Output all of the entries exactly as written.

INFORMATION SHOWN >>

---+---

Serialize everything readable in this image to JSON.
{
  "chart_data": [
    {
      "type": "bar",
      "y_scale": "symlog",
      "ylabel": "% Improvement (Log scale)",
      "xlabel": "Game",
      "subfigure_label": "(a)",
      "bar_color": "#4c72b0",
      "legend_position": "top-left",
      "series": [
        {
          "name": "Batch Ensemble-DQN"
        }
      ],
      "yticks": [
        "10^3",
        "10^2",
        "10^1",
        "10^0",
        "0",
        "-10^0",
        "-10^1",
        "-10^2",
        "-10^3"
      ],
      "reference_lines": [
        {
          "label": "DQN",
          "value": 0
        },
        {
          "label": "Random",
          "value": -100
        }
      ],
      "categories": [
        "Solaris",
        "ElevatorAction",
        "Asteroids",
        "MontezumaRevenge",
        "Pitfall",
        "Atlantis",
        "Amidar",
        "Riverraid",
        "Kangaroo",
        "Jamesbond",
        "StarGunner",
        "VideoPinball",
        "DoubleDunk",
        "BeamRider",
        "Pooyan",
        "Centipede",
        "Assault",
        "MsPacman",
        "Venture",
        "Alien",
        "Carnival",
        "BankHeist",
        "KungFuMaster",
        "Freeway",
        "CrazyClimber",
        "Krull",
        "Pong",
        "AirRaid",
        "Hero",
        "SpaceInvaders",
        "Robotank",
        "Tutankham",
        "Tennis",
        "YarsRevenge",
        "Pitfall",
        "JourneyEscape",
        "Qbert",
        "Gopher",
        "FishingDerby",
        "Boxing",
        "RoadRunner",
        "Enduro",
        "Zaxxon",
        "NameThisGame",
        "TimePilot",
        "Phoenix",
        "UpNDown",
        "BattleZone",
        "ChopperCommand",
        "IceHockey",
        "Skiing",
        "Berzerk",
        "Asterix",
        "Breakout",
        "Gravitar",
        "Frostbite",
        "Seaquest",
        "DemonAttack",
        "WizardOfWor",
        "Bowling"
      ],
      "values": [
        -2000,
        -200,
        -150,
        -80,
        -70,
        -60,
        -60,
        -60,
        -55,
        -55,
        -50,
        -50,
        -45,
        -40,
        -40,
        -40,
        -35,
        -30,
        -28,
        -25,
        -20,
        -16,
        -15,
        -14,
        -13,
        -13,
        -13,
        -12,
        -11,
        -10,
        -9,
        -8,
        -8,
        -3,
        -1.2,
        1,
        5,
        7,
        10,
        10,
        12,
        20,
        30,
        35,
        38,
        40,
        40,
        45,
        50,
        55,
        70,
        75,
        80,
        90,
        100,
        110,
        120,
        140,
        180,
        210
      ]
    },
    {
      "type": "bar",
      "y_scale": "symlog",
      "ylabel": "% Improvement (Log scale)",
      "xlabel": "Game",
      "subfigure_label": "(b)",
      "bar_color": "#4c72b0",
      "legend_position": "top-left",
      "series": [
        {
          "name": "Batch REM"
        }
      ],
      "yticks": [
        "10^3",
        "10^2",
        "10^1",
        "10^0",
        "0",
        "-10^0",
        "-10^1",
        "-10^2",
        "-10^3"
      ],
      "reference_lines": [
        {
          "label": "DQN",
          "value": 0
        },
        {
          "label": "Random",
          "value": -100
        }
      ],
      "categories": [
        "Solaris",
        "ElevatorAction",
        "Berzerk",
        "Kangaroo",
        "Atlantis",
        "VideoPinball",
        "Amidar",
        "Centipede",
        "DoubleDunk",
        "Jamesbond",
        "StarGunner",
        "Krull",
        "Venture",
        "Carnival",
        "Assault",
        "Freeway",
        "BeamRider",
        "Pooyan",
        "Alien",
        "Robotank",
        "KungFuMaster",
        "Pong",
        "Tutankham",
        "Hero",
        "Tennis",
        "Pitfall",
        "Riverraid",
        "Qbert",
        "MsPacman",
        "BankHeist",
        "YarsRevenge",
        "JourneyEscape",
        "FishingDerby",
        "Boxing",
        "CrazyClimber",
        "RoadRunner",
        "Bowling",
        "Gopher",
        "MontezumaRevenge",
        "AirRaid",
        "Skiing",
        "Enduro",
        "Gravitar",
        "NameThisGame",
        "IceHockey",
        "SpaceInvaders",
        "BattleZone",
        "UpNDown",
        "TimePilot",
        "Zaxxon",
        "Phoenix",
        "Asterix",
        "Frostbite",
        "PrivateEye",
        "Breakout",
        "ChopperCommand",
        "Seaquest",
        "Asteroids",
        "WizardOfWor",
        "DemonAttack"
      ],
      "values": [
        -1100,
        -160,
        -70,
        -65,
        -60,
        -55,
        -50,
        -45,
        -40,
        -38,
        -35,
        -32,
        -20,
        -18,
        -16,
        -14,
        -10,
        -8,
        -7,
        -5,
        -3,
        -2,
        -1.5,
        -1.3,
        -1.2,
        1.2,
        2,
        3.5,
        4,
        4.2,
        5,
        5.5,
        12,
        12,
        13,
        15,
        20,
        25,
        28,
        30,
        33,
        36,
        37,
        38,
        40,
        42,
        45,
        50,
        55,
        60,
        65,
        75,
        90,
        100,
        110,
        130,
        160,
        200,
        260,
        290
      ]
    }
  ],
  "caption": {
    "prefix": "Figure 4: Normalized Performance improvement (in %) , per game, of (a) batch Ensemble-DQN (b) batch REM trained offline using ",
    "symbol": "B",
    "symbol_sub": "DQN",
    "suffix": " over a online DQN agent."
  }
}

---+---

EXPECTED ANSWER >>
Serialize everything readable in this image to JSON.
{
  "chart_data": [
    {
      "type": "bar",
      "y_scale": "symlog",
      "ylabel": "% Improvement (Log scale)",
      "xlabel": "Game",
      "subfigure_label": "(a)",
      "bar_color": "#4c72b0",
      "legend_position": "top-left",
      "series": [
        {
          "name": "Batch Ensemble-DQN"
        }
      ],
      "yticks": [
        "10^3",
        "10^2",
        "10^1",
        "10^0",
        "0",
        "-10^0",
        "-10^1",
        "-10^2",
        "-10^3"
      ],
      "reference_lines": [
        {
          "label": "DQN",
          "value": 0
        },
        {
          "label": "Random",
          "value": -100
        }
      ],
      "categories": [
        "Solaris",
        "ElevatorAction",
        "Asteroids",
        "MontezumaRevenge",
        "Pitfall",
        "Atlantis",
        "Amidar",
        "Riverraid",
        "Kangaroo",
        "Jamesbond",
        "StarGunner",
        "VideoPinball",
        "DoubleDunk",
        "BeamRider",
        "Pooyan",
        "Centipede",
        "Assault",
        "MsPacman",
        "Venture",
        "Alien",
        "Carnival",
        "BankHeist",
        "KungFuMaster",
        "Freeway",
        "CrazyClimber",
        "Krull",
        "Pong",
        "AirRaid",
        "Hero",
        "SpaceInvaders",
        "Robotank",
        "Tutankham",
        "Tennis",
        "YarsRevenge",
        "Pitfall",
        "JourneyEscape",
        "Qbert",
        "Gopher",
        "FishingDerby",
        "Boxing",
        "RoadRunner",
        "Enduro",
        "Zaxxon",
        "NameThisGame",
        "TimePilot",
        "Phoenix",
        "UpNDown",
        "BattleZone",
        "ChopperCommand",
        "IceHockey",
        "Skiing",
        "Berzerk",
        "Asterix",
        "Breakout",
        "Gravitar",
        "Frostbite",
        "Seaquest",
        "DemonAttack",
        "WizardOfWor",
        "Bowling"
      ],
      "values": [
        -2000,
        -200,
        -150,
        -80,
        -70,
        -60,
        -60,
        -60,
        -55,
        -55,
        -50,
        -50,
        -45,
        -40,
        -40,
        -40,
        -35,
        -30,
        -28,
        -25,
        -20,
        -16,
        -15,
        -14,
        -13,
        -13,
        -13,
        -12,
        -11,
        -10,
        -9,
        -8,
        -8,
        -3,
        -1.2,
        1,
        5,
        7,
        10,
        10,
        12,
        20,
        30,
        35,
        38,
        40,
        40,
        45,
        50,
        55,
        70,
        75,
        80,
        90,
        100,
        110,
        120,
        140,
        180,
        210
      ]
    },
    {
      "type": "bar",
      "y_scale": "symlog",
      "ylabel": "% Improvement (Log scale)",
      "xlabel": "Game",
      "subfigure_label": "(b)",
      "bar_color": "#4c72b0",
      "legend_position": "top-left",
      "series": [
        {
          "name": "Batch REM"
        }
      ],
      "yticks": [
        "10^3",
        "10^2",
        "10^1",
        "10^0",
        "0",
        "-10^0",
        "-10^1",
        "-10^2",
        "-10^3"
      ],
      "reference_lines": [
        {
          "label": "DQN",
          "value": 0
        },
        {
          "label": "Random",
          "value": -100
        }
      ],
      "categories": [
        "Solaris",
        "ElevatorAction",
        "Berzerk",
        "Kangaroo",
        "Atlantis",
        "VideoPinball",
        "Amidar",
        "Centipede",
        "DoubleDunk",
        "Jamesbond",
        "StarGunner",
        "Krull",
        "Venture",
        "Carnival",
        "Assault",
        "Freeway",
        "BeamRider",
        "Pooyan",
        "Alien",
        "Robotank",
        "KungFuMaster",
        "Pong",
        "Tutankham",
        "Hero",
        "Tennis",
        "Pitfall",
        "Riverraid",
        "Qbert",
        "MsPacman",
        "BankHeist",
        "YarsRevenge",
        "JourneyEscape",
        "FishingDerby",
        "Boxing",
        "CrazyClimber",
        "RoadRunner",
        "Bowling",
        "Gopher",
        "MontezumaRevenge",
        "AirRaid",
        "Skiing",
        "Enduro",
        "Gravitar",
        "NameThisGame",
        "IceHockey",
        "SpaceInvaders",
        "BattleZone",
        "UpNDown",
        "TimePilot",
        "Zaxxon",
        "Phoenix",
        "Asterix",
        "Frostbite",
        "PrivateEye",
        "Breakout",
        "ChopperCommand",
        "Seaquest",
        "Asteroids",
        "WizardOfWor",
        "DemonAttack"
      ],
      "values": [
        -1100,
        -160,
        -70,
        -65,
        -60,
        -55,
        -50,
        -45,
        -40,
        -38,
        -35,
        -32,
        -20,
        -18,
        -16,
        -14,
        -10,
        -8,
        -7,
        -5,
        -3,
        -2,
        -1.5,
        -1.3,
        -1.2,
        1.2,
        2,
        3.5,
        4,
        4.2,
        5,
        5.5,
        12,
        12,
        13,
        15,
        20,
        25,
        28,
        30,
        33,
        36,
        37,
        38,
        40,
        42,
        45,
        50,
        55,
        60,
        65,
        75,
        90,
        100,
        110,
        130,
        160,
        200,
        260,
        290
      ]
    }
  ],
  "caption": {
    "prefix": "Figure 4: Normalized Performance improvement (in %) , per game, of (a) batch Ensemble-DQN (b) batch REM trained offline using ",
    "symbol": "B",
    "symbol_sub": "DQN",
    "suffix": " over a online DQN agent."
  }
}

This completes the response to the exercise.